(Dataset entries on figures)
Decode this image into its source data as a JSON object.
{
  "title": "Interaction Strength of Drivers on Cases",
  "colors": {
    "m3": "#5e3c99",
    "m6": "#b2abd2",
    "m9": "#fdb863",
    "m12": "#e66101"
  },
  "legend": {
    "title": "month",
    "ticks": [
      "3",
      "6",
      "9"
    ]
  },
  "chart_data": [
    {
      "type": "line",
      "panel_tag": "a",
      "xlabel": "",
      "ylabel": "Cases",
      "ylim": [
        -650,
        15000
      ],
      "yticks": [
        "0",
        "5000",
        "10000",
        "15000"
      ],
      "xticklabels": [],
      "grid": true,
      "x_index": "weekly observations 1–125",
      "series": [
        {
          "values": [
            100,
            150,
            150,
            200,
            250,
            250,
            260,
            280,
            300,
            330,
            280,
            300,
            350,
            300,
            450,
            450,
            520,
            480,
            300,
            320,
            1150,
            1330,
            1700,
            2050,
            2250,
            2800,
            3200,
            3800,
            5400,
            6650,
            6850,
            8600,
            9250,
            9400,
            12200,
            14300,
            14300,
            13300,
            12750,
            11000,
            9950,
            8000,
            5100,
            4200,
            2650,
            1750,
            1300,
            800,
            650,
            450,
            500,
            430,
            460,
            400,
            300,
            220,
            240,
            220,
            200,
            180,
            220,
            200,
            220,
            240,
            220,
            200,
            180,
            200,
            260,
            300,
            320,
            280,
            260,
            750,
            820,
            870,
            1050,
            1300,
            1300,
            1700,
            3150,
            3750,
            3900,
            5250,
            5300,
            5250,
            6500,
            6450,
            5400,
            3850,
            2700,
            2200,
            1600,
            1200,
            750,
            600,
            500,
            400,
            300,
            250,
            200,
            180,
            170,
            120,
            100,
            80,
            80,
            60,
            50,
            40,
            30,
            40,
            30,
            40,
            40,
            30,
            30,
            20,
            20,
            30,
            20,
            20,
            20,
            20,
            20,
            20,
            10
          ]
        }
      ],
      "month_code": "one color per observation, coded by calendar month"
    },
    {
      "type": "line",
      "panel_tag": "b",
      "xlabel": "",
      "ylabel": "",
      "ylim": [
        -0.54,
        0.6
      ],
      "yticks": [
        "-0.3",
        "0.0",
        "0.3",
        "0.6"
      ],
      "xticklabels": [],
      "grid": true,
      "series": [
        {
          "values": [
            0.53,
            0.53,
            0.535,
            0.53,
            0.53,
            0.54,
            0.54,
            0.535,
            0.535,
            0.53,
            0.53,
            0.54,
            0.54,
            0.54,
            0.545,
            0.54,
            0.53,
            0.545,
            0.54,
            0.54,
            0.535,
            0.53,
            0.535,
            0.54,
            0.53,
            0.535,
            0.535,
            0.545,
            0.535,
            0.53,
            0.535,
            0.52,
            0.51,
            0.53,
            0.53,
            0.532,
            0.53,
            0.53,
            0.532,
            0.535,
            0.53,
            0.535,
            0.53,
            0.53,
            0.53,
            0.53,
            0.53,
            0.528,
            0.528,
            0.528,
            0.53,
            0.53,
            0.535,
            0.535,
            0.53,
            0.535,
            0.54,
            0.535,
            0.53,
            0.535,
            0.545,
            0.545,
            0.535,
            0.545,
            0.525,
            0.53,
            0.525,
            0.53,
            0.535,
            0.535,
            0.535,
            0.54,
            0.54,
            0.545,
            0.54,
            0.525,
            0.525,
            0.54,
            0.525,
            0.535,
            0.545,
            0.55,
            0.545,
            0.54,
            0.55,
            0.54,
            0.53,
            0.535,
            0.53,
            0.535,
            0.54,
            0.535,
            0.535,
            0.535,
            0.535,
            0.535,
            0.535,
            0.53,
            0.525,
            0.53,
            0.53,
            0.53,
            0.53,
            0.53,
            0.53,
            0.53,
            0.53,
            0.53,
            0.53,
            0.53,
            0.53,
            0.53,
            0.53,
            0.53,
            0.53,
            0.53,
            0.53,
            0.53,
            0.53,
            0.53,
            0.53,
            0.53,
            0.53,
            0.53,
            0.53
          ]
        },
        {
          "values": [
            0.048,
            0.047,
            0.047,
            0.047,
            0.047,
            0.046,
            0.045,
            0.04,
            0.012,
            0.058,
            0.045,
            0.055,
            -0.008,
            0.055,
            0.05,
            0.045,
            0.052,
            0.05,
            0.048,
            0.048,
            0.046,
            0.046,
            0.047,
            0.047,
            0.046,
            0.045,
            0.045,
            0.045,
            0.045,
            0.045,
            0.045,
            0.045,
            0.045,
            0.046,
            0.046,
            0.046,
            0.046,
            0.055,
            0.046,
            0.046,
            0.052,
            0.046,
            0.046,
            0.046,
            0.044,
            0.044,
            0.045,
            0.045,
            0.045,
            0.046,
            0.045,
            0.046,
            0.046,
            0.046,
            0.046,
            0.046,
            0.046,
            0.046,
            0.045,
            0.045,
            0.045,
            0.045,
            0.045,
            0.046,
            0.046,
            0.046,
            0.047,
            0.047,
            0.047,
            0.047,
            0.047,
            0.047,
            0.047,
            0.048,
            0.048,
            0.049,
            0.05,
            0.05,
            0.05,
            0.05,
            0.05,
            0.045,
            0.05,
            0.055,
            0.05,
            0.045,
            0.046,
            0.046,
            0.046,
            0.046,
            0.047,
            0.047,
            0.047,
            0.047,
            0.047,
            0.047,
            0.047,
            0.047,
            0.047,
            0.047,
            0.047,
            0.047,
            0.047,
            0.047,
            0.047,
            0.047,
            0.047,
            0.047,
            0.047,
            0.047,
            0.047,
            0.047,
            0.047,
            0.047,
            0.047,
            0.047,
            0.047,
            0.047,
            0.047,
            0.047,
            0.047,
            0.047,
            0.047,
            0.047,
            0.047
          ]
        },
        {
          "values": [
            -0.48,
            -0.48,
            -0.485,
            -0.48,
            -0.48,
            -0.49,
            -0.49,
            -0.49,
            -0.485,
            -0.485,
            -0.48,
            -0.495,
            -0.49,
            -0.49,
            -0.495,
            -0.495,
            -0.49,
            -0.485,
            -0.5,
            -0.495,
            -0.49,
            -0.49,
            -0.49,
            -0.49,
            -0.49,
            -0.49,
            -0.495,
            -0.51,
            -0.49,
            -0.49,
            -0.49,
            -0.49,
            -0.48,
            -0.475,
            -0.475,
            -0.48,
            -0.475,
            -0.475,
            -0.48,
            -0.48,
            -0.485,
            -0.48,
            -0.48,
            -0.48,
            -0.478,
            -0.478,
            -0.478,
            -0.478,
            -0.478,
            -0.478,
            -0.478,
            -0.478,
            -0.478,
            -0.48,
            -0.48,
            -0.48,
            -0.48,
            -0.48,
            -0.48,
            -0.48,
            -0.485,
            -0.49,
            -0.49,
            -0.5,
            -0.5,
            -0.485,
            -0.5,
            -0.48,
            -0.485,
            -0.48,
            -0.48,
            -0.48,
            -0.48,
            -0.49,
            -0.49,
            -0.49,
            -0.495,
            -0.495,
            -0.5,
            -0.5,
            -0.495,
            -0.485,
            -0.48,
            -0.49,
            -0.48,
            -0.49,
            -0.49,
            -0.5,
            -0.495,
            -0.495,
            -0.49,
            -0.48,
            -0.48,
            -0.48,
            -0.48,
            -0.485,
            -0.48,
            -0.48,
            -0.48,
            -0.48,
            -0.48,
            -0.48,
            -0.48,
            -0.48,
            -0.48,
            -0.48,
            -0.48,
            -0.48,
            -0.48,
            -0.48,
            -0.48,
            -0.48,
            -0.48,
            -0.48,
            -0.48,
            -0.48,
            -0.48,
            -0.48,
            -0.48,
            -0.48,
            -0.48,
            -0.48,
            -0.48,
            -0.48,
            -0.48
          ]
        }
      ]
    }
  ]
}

WRITTEN EXERCISE:
Find every line that holds "month" and copy it.

ANSWER TO THE TASK:
    "title": "month",
      "month_code": "one color per observation, coded by calendar month"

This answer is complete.